**Task statement**
Return all the entries exactly, keeping pictures out.

(Extracted records)
'''

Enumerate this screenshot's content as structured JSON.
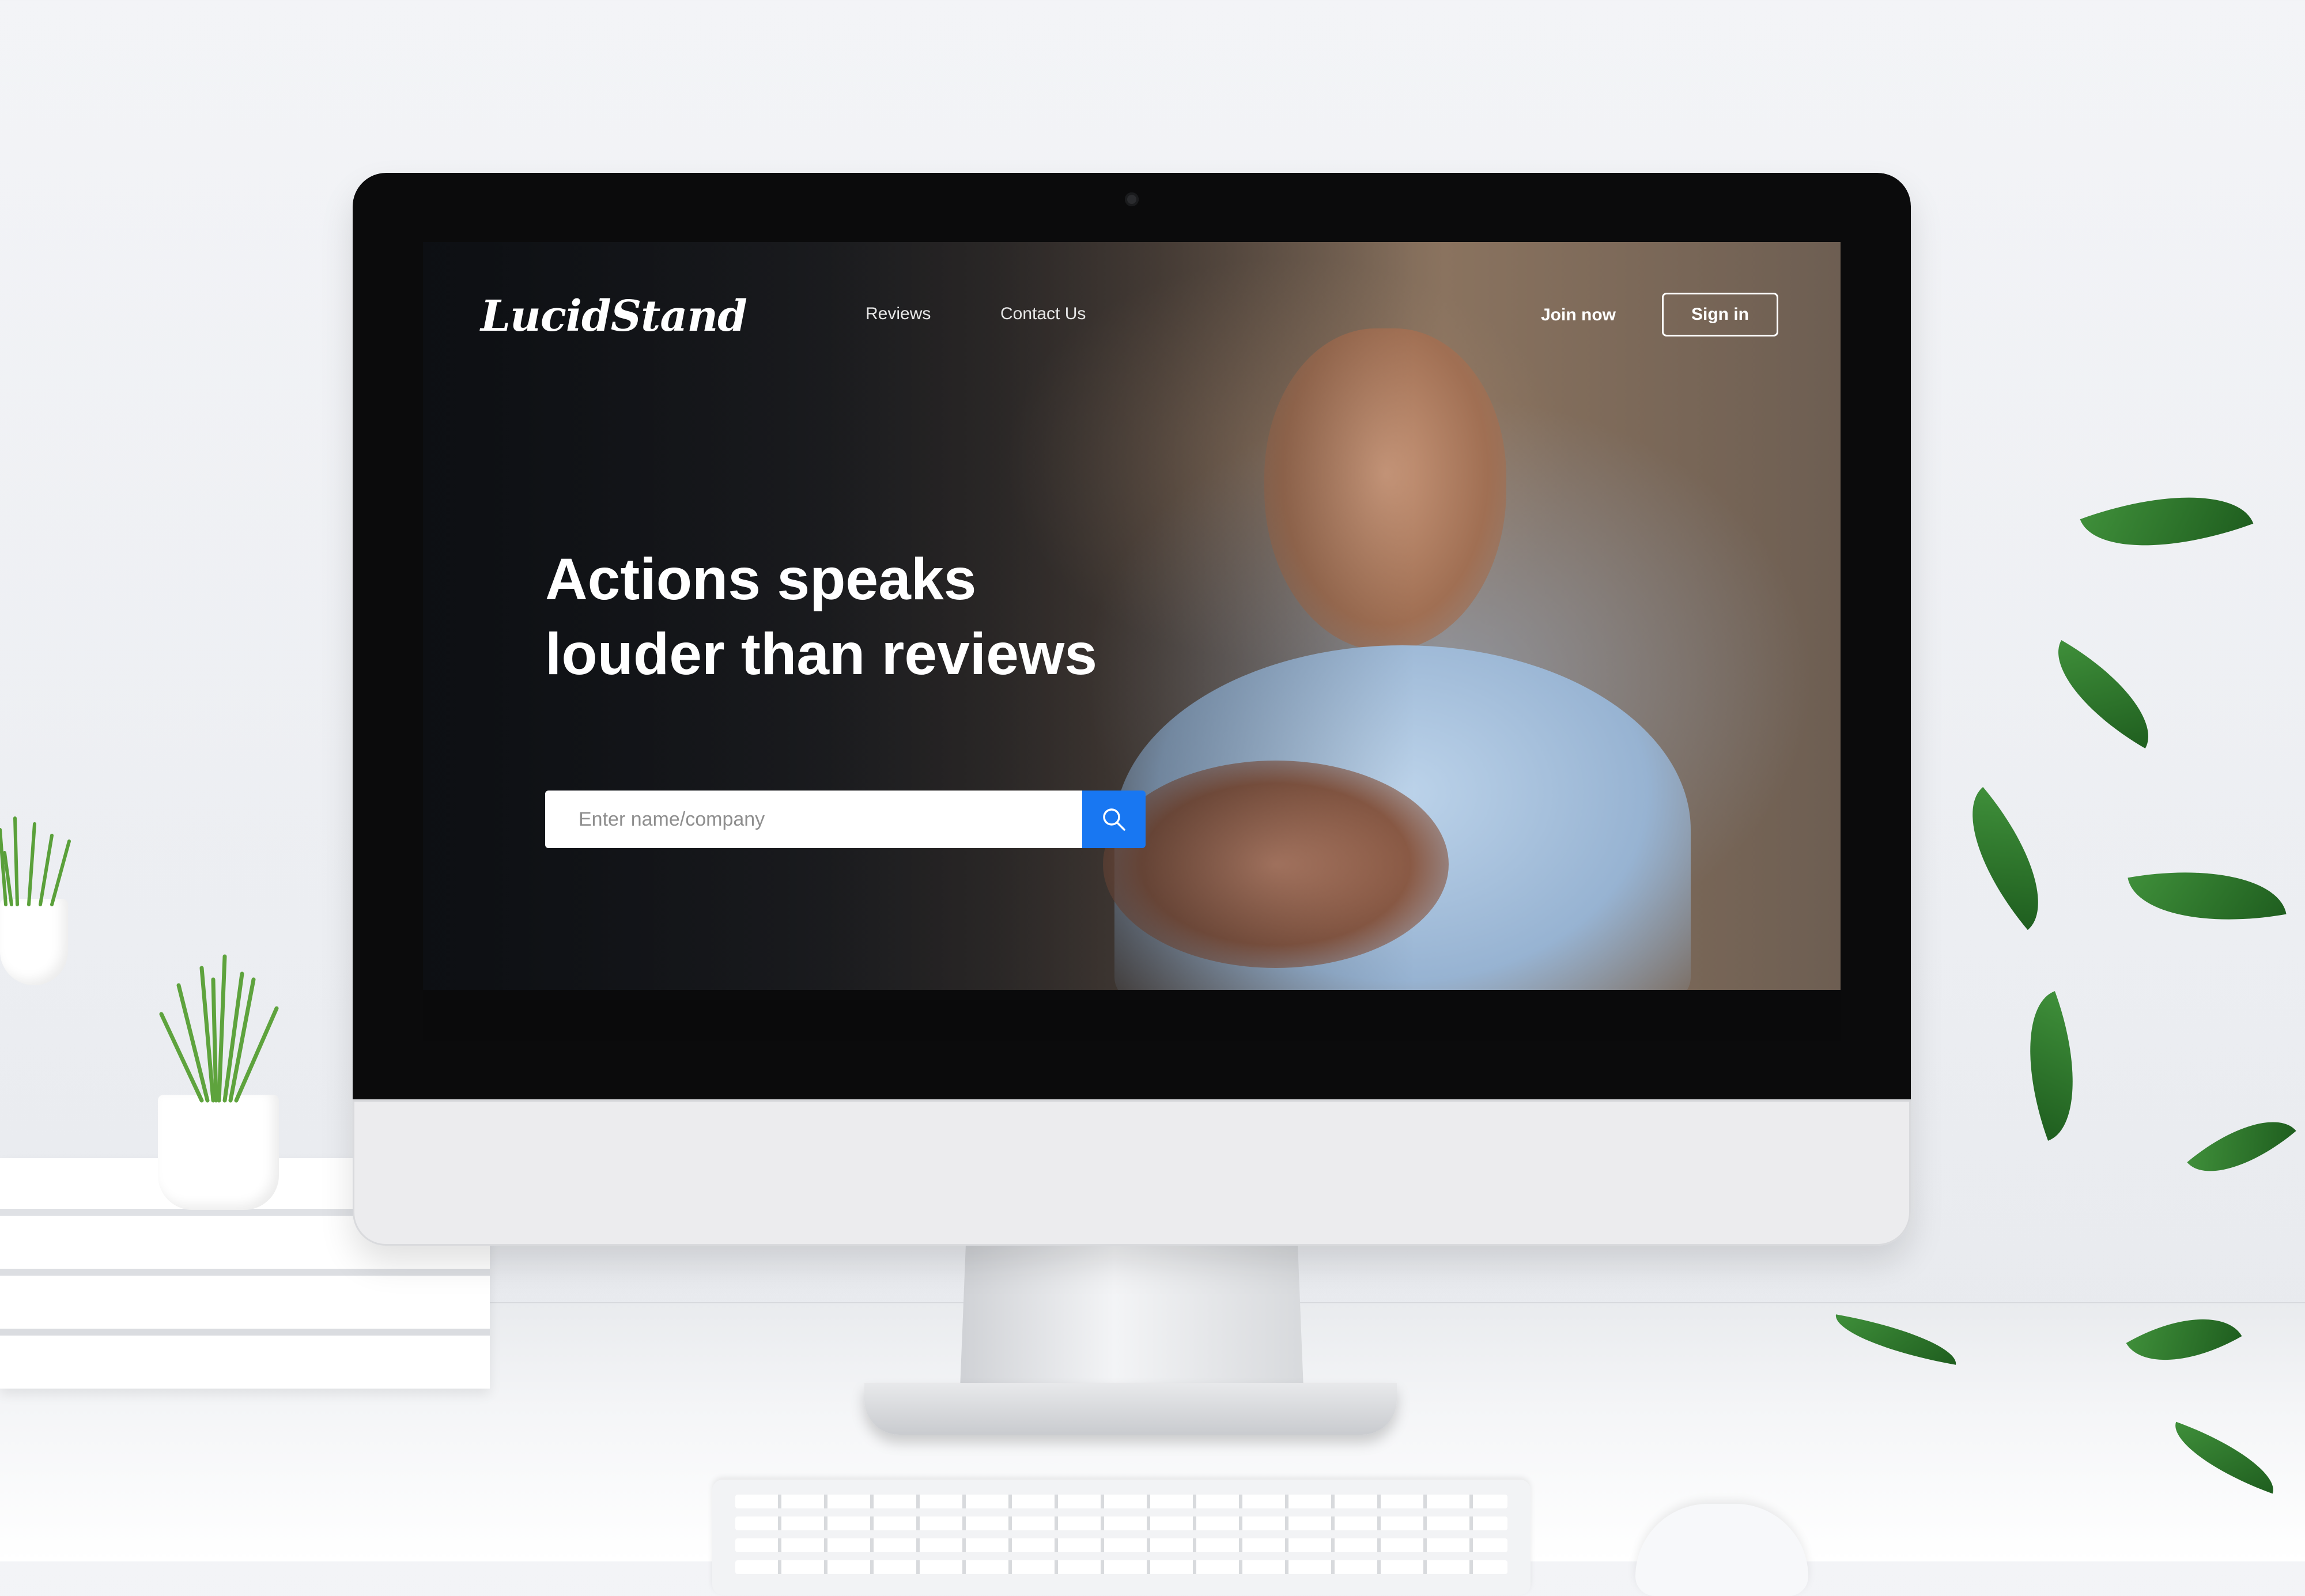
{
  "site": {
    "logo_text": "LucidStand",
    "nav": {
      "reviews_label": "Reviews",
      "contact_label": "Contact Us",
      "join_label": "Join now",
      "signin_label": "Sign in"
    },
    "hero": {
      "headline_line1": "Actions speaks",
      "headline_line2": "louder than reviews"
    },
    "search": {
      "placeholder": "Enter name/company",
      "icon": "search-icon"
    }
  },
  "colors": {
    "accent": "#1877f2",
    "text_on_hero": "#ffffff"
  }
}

'''

**Response**
Enumerate this screenshot's content as structured JSON.
{
  "site": {
    "logo_text": "LucidStand",
    "nav": {
      "reviews_label": "Reviews",
      "contact_label": "Contact Us",
      "join_label": "Join now",
      "signin_label": "Sign in"
    },
    "hero": {
      "headline_line1": "Actions speaks",
      "headline_line2": "louder than reviews"
    },
    "search": {
      "placeholder": "Enter name/company",
      "icon": "search-icon"
    }
  },
  "colors": {
    "accent": "#1877f2",
    "text_on_hero": "#ffffff"
  }
}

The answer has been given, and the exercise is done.